READING PASSAGE:
______________________________

292. Telegram From the Embassy in Vietnam to the Department of State1
340. CINCPAC for POLAD. Herewith report on my private talk with Diem which lasted from 5 to 7:10 pm.
He began by expressing particular appreciation for President Kennedy’s personal letter introducing me which he said he had carefully read.2 He was pleased to have someone like me as Ambassador who was out of American public life.
I said that it had been a particular honor for me when the President had offered me the post of Ambassador to Vietnam and had thought I could be useful in it. I realized I knew little about Vietnam, but felt I knew something about the United States and also something about the United Nations and hoped I might advise him on American affairs and that he would listen to my advice whether or not he took it.

______________________________

TASK INSTRUCTIONS: Continue the embassy telegram reporting the Ambassador's private talk with Diem, beginning after its final sentence.

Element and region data
______________________________

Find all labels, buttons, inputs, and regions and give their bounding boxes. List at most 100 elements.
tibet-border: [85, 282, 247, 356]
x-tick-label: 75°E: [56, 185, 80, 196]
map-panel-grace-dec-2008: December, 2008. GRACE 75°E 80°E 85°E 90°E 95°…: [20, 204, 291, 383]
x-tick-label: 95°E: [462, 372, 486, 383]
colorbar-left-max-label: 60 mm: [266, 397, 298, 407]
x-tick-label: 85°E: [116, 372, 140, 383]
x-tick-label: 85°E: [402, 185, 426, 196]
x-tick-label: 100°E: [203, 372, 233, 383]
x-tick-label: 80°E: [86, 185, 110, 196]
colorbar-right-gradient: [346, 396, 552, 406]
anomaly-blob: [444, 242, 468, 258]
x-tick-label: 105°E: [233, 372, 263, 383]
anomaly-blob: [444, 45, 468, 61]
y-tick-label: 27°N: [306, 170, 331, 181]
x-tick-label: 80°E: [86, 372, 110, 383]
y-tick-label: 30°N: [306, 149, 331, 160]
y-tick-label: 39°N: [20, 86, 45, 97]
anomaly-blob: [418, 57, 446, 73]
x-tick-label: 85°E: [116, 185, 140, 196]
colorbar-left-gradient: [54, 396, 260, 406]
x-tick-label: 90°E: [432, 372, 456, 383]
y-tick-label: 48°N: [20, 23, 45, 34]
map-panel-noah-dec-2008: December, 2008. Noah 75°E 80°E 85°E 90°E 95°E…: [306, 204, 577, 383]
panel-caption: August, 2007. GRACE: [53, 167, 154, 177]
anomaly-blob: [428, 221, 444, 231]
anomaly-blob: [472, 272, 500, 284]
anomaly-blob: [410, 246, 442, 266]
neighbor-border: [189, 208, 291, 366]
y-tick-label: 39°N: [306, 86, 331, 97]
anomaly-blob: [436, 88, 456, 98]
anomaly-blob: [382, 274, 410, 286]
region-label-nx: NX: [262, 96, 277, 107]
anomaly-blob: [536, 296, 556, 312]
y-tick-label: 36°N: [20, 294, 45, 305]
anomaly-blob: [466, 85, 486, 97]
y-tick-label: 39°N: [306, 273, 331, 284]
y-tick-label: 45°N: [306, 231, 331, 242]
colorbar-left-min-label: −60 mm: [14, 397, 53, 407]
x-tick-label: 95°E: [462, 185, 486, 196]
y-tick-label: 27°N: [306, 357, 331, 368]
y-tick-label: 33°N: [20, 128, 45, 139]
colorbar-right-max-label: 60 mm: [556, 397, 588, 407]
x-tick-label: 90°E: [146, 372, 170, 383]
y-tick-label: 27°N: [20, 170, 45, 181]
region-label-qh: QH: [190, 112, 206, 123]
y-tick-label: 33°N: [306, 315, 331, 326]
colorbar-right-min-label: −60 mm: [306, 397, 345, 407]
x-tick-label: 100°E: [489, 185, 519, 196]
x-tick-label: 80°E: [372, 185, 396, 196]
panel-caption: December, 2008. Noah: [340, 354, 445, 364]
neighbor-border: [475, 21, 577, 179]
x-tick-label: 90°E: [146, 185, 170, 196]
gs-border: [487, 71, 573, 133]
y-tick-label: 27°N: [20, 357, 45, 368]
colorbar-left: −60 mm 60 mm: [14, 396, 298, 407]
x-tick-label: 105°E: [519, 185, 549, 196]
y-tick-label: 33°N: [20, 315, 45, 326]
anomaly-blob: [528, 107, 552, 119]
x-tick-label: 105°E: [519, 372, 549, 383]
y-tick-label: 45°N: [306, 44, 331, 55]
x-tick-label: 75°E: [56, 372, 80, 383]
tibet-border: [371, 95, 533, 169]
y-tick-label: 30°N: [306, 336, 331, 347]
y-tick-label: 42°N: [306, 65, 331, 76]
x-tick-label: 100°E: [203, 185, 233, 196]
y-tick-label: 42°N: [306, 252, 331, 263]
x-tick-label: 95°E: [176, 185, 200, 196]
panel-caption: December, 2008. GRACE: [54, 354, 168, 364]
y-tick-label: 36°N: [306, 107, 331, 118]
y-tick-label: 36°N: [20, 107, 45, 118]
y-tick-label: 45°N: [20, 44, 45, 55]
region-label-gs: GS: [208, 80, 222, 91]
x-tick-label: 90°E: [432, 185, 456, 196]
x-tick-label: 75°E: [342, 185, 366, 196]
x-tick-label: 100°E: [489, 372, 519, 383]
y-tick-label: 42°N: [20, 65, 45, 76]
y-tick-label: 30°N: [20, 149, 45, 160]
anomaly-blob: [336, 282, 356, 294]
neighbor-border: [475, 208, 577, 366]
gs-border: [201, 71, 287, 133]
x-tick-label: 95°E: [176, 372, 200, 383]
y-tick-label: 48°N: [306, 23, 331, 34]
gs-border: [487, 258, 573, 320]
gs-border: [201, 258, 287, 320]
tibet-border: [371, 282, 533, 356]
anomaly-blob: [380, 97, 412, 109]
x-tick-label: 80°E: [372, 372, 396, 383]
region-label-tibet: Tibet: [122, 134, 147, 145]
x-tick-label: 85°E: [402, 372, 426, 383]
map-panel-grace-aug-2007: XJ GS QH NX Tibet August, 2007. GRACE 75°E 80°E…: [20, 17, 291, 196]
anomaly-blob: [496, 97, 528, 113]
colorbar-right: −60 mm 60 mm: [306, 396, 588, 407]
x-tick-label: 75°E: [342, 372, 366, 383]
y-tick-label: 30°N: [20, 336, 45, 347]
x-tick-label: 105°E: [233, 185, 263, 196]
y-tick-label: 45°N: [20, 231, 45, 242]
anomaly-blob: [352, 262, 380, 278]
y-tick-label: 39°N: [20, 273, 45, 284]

______________________________

RESPONSE TO THIS TASK:
I said that the United States Government, as the term is used in foreign affairs, does not include Congress and that in the broad sense it is impossible to hook the United States of America because public opinion is essential to any long range policy and without the support of public opinion you can not get the support of Congress and without the support of Congress you can not get funds. It was interesting to me that people whom I had known all my life in politics thought that Madame Nhu was the Chief of State of Viet-Nam and that I had met several people in Massachusetts who had seen her picture on the covers of magazines and had read some of her statements about barbecuing the priests and total destruction of the Buddhists and that this had shocked public opinion. The idea that the government was persecuting the Buddhists was also shocking to American opinion which favors religious toleration. All these things were threatening American support of Viet-Nam.
Diem said that he had done his best to get Madame Nhu to keep quiet and that he had spoken to her several times. He said jokingly that he had even threatened to take a wife but that she said that she was a member of the Assembly and had a right to make speeches.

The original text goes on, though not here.